[Description of the task]
Return all lines in the material below that contain "from".

[Task inputs]
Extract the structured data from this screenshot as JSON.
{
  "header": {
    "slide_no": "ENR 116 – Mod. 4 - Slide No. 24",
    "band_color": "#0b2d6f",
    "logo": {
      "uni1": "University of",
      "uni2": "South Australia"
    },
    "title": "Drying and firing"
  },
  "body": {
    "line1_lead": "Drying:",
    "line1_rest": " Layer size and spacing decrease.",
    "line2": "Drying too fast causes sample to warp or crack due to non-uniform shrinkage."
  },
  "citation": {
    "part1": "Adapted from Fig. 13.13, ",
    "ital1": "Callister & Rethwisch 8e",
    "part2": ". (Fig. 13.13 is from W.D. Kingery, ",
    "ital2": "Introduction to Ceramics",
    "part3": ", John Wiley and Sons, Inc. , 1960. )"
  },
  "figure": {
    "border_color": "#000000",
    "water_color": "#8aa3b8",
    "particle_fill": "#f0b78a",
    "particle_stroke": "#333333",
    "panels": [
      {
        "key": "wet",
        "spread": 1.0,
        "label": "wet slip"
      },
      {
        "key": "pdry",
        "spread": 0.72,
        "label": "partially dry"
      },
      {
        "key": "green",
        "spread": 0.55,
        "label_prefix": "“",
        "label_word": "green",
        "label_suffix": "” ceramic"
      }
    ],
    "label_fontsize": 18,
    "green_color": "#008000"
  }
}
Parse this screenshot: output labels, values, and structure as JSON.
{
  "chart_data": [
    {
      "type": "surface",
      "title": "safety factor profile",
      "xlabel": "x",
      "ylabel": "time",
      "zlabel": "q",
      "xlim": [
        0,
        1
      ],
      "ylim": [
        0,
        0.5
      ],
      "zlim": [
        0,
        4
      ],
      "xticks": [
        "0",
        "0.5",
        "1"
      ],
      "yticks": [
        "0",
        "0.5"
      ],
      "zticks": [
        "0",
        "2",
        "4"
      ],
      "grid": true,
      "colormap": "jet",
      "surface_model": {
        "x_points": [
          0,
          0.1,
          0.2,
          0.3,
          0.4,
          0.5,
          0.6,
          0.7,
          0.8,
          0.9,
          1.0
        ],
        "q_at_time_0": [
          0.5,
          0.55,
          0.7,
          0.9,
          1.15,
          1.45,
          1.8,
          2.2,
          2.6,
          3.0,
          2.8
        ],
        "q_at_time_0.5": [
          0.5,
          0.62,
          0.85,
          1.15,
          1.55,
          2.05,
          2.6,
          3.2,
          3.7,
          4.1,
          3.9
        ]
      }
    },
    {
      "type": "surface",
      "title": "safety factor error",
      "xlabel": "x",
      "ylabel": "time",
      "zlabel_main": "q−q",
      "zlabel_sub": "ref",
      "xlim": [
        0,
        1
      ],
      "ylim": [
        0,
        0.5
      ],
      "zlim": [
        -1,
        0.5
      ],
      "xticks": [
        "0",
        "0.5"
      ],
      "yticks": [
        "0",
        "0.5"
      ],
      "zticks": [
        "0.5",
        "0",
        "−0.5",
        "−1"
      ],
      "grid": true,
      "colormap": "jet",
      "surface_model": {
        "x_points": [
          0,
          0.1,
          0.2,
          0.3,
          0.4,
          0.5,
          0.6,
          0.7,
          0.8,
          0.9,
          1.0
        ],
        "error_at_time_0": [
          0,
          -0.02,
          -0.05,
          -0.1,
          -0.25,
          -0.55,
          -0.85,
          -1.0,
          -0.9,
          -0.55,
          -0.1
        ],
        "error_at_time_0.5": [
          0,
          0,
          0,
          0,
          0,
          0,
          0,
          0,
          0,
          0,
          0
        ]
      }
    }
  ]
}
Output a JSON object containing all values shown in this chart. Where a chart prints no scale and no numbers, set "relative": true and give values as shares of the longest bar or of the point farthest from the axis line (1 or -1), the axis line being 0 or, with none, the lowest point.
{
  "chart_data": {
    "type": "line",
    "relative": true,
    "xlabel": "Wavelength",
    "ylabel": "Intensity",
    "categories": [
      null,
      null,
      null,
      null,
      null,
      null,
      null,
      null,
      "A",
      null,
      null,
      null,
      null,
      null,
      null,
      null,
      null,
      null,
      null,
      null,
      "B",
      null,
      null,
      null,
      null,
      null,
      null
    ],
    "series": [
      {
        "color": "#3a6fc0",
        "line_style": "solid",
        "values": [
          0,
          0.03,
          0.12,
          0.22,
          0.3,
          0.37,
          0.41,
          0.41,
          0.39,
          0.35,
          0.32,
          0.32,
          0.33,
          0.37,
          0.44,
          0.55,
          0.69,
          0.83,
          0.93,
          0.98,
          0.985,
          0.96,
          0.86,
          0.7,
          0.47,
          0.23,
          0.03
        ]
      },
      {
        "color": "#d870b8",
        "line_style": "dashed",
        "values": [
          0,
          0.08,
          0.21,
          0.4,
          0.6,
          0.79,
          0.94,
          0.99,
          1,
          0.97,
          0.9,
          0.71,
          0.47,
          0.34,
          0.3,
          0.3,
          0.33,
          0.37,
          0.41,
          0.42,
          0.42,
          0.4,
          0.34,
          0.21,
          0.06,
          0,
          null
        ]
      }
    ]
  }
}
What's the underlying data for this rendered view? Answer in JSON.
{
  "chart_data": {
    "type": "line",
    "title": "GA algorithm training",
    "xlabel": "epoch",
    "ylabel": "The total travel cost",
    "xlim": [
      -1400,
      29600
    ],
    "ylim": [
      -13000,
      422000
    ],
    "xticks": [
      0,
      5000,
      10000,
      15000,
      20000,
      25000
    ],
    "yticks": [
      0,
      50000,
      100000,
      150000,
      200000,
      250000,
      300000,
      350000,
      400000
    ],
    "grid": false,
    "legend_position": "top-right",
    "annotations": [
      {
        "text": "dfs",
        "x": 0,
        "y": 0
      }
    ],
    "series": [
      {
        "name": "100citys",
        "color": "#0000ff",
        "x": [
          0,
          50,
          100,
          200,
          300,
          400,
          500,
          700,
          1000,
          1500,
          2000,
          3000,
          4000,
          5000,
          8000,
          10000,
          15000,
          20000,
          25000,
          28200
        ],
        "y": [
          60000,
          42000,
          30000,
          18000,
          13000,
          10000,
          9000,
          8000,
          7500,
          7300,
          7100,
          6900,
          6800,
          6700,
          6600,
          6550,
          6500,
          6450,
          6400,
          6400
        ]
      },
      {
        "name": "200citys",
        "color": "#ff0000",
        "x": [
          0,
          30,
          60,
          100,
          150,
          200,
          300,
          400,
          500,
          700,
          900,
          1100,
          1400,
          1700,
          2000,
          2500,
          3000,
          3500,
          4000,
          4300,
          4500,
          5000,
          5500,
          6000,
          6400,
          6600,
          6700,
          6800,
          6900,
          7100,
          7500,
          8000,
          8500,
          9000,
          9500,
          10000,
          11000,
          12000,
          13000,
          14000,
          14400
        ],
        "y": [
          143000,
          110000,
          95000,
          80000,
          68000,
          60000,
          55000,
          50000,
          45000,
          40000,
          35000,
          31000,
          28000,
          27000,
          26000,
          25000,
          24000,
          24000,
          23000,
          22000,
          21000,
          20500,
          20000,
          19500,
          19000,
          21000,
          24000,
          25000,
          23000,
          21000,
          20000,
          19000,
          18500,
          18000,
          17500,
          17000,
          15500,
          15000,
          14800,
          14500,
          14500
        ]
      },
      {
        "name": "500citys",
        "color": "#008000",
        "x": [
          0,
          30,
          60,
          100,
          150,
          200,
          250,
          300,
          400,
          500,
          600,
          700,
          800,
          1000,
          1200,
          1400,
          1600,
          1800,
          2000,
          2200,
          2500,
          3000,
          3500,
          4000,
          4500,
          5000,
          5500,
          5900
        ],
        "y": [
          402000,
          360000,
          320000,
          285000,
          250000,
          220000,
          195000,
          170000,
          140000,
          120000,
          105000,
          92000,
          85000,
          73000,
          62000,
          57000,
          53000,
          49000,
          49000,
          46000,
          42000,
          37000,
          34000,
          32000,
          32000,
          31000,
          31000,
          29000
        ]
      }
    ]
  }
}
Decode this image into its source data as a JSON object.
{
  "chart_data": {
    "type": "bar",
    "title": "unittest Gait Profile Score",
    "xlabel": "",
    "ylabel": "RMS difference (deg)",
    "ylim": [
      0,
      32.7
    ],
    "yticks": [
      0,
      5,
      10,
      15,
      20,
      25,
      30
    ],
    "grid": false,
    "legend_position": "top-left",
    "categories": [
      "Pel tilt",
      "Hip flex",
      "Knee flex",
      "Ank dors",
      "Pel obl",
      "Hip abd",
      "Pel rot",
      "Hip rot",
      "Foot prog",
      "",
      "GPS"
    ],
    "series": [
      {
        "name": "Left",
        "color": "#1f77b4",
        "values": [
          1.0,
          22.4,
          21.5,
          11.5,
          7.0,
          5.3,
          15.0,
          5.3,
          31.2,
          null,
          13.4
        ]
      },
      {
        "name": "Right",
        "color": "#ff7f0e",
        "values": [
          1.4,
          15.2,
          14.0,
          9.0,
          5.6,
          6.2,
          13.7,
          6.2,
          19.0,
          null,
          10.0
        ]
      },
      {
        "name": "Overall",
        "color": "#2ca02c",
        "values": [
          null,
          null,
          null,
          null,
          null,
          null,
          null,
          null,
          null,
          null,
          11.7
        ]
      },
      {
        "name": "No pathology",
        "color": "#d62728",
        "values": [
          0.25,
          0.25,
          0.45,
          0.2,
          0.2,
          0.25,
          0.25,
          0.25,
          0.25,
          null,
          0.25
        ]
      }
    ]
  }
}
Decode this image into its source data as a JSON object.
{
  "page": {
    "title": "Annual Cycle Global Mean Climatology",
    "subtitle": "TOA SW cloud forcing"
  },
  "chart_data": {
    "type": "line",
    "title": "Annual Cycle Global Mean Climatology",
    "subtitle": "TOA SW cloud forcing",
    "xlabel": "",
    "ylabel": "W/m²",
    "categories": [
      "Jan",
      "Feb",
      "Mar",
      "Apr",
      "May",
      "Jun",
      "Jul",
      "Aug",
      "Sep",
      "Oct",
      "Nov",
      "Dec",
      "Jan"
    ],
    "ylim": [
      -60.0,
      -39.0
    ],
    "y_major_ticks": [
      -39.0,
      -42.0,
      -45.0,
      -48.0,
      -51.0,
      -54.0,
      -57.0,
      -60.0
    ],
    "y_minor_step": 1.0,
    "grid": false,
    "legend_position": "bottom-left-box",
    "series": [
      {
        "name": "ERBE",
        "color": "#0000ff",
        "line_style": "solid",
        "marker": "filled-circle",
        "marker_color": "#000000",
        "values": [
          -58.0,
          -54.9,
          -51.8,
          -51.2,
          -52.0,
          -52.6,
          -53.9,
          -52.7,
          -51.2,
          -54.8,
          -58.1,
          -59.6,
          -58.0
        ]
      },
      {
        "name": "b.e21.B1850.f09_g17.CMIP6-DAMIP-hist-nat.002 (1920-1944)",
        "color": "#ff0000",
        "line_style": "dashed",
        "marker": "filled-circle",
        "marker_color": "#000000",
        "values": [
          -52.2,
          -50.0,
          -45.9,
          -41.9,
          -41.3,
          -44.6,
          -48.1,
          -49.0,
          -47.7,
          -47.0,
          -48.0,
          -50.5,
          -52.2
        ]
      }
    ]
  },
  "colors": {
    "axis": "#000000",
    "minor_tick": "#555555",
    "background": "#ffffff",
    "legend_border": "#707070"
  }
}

[Answer below]
Extract the structured data from this screenshot as JSON.
    "part1": "Adapted from Fig. 13.13, ",
    "part2": ". (Fig. 13.13 is from W.D. Kingery, ",
Output a JSON object containing all values shown in this chart. Where a chart prints no scale and no numbers, set "relative": true and give values as shares of the longest bar or of the point farthest from the axis line (1 or -1), the axis line being 0 or, with none, the lowest point.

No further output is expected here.